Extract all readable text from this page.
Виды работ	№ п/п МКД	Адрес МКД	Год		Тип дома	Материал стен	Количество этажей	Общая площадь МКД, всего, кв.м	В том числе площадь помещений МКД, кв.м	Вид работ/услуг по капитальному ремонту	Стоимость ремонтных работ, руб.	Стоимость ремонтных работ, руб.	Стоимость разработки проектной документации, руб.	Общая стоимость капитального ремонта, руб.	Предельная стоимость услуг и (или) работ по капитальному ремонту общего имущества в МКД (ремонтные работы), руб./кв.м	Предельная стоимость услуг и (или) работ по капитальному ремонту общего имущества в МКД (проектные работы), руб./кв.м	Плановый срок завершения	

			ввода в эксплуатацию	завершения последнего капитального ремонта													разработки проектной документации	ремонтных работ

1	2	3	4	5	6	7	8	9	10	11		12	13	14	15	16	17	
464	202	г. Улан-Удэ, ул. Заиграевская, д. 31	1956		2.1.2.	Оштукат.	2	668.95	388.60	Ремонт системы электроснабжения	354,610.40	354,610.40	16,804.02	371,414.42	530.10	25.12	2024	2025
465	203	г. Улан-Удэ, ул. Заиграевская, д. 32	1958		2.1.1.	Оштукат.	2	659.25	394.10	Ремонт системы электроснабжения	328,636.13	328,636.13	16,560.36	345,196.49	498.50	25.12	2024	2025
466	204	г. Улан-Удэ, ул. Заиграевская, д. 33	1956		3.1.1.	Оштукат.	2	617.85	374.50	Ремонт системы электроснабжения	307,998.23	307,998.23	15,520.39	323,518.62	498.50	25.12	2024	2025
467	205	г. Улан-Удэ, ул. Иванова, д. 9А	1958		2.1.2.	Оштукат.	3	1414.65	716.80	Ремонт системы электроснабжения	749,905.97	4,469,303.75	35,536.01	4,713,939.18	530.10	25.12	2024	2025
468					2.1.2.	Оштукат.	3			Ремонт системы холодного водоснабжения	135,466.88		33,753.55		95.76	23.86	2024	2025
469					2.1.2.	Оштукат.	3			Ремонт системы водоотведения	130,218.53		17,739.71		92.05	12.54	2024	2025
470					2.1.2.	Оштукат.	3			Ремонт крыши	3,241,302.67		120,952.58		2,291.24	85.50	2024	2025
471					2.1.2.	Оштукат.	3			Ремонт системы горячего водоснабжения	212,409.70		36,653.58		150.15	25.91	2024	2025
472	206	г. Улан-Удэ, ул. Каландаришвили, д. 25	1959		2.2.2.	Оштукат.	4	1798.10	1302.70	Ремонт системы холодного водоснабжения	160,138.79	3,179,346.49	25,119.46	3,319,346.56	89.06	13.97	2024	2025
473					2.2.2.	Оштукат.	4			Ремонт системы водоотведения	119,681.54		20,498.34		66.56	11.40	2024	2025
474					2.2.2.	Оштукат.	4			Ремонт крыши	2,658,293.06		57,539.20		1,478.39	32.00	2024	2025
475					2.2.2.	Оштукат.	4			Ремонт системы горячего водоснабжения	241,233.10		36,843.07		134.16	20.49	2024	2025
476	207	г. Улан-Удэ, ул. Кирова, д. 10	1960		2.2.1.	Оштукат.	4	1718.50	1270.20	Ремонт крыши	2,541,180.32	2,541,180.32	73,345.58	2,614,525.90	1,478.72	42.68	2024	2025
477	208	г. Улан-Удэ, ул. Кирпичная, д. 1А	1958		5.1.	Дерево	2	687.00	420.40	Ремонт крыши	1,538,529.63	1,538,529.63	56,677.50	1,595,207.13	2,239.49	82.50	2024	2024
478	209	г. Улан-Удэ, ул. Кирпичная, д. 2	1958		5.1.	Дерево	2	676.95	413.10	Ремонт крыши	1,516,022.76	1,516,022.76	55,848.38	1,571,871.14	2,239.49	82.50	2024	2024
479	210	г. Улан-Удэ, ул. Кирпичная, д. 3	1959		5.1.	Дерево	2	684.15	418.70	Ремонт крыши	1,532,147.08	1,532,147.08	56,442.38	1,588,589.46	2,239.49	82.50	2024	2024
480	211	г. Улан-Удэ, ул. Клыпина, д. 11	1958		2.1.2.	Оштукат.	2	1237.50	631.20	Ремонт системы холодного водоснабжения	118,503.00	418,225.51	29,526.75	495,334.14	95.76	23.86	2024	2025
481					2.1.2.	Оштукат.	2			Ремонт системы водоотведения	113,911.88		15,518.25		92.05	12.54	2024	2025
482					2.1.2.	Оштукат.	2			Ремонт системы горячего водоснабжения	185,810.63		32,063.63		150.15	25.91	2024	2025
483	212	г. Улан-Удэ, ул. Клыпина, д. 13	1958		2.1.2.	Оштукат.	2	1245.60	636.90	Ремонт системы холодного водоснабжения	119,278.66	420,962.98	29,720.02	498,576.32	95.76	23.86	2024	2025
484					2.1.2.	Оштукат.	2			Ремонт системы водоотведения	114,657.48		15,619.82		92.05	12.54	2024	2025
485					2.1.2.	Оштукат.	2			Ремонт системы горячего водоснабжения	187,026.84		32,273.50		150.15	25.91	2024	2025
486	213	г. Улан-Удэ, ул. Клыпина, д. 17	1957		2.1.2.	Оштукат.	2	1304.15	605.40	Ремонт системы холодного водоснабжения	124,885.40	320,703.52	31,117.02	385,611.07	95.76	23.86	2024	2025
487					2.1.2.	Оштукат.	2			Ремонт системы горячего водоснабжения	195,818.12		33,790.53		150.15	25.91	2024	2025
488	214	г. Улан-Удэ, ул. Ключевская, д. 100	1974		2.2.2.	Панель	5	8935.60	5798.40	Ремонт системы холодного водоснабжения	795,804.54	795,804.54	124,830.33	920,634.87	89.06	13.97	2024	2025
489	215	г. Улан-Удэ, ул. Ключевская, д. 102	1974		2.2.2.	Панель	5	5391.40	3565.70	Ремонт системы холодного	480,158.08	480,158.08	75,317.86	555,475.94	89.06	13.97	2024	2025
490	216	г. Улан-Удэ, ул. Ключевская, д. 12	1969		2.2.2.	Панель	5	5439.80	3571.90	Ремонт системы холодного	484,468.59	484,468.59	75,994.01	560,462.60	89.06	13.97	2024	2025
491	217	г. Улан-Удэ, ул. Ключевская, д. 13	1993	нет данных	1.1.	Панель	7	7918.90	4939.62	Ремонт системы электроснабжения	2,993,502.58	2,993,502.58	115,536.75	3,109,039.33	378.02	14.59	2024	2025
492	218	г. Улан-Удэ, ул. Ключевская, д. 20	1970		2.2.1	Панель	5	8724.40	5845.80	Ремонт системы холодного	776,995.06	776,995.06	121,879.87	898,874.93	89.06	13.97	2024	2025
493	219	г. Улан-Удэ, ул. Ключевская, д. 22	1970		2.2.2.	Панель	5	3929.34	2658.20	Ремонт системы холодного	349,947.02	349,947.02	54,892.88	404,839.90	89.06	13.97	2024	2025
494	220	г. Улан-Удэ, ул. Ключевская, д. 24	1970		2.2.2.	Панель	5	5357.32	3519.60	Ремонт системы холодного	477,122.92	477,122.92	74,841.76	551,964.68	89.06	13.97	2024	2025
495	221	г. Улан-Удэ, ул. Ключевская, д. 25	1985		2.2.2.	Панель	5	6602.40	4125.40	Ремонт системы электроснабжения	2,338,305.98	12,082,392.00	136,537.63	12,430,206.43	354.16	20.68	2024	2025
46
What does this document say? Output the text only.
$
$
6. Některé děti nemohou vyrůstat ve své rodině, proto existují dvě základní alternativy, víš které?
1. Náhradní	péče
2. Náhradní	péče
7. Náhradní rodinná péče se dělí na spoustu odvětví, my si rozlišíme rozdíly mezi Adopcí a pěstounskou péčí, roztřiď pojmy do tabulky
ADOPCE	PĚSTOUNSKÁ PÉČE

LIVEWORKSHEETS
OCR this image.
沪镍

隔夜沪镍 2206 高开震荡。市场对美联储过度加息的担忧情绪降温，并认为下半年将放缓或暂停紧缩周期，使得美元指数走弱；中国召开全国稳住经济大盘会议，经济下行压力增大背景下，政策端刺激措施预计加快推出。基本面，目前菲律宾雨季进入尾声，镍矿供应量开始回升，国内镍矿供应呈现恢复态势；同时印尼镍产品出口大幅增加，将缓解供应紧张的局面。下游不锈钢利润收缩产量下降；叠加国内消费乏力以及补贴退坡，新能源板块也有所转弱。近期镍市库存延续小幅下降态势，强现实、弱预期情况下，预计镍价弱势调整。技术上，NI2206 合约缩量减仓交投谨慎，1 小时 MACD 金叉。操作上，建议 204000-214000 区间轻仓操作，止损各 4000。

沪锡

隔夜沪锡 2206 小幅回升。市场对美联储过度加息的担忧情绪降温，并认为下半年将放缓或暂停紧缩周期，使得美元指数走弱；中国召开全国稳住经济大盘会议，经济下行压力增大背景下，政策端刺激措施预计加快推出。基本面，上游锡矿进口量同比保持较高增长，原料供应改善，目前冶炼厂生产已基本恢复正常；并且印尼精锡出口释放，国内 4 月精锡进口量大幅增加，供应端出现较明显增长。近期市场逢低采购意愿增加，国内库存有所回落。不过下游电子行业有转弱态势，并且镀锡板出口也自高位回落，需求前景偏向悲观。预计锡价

● ● ● ● ●

▶ [Requirement]
Where a line in the material contains "经济下行压力增大背景下", copy that line.

▶ [Worked solution]
隔夜沪镍 2206 高开震荡。市场对美联储过度加息的担忧情绪降温，并认为下半年将放缓或暂停紧缩周期，使得美元指数走弱；中国召开全国稳住经济大盘会议，经济下行压力增大背景下，政策端刺激措施预计加快推出。基本面，目前菲律宾雨季进入尾声，镍矿供应量开始回升，国内镍矿供应呈现恢复态势；同时印尼镍产品出口大幅增加，将缓解供应紧张的局面。下游不锈钢利润收缩产量下降；叠加国内消费乏力以及补贴退坡，新能源板块也有所转弱。近期镍市库存延续小幅下降态势，强现实、弱预期情况下，预计镍价弱势调整。技术上，NI2206 合约缩量减仓交投谨慎，1 小时 MACD 金叉。操作上，建议 204000-214000 区间轻仓操作，止损各 4000。
隔夜沪锡 2206 小幅回升。市场对美联储过度加息的担忧情绪降温，并认为下半年将放缓或暂停紧缩周期，使得美元指数走弱；中国召开全国稳住经济大盘会议，经济下行压力增大背景下，政策端刺激措施预计加快推出。基本面，上游锡矿进口量同比保持较高增长，原料供应改善，目前冶炼厂生产已基本恢复正常；并且印尼精锡出口释放，国内 4 月精锡进口量大幅增加，供应端出现较明显增长。近期市场逢低采购意愿增加，国内库存有所回落。不过下游电子行业有转弱态势，并且镀锡板出口也自高位回落，需求前景偏向悲观。预计锡价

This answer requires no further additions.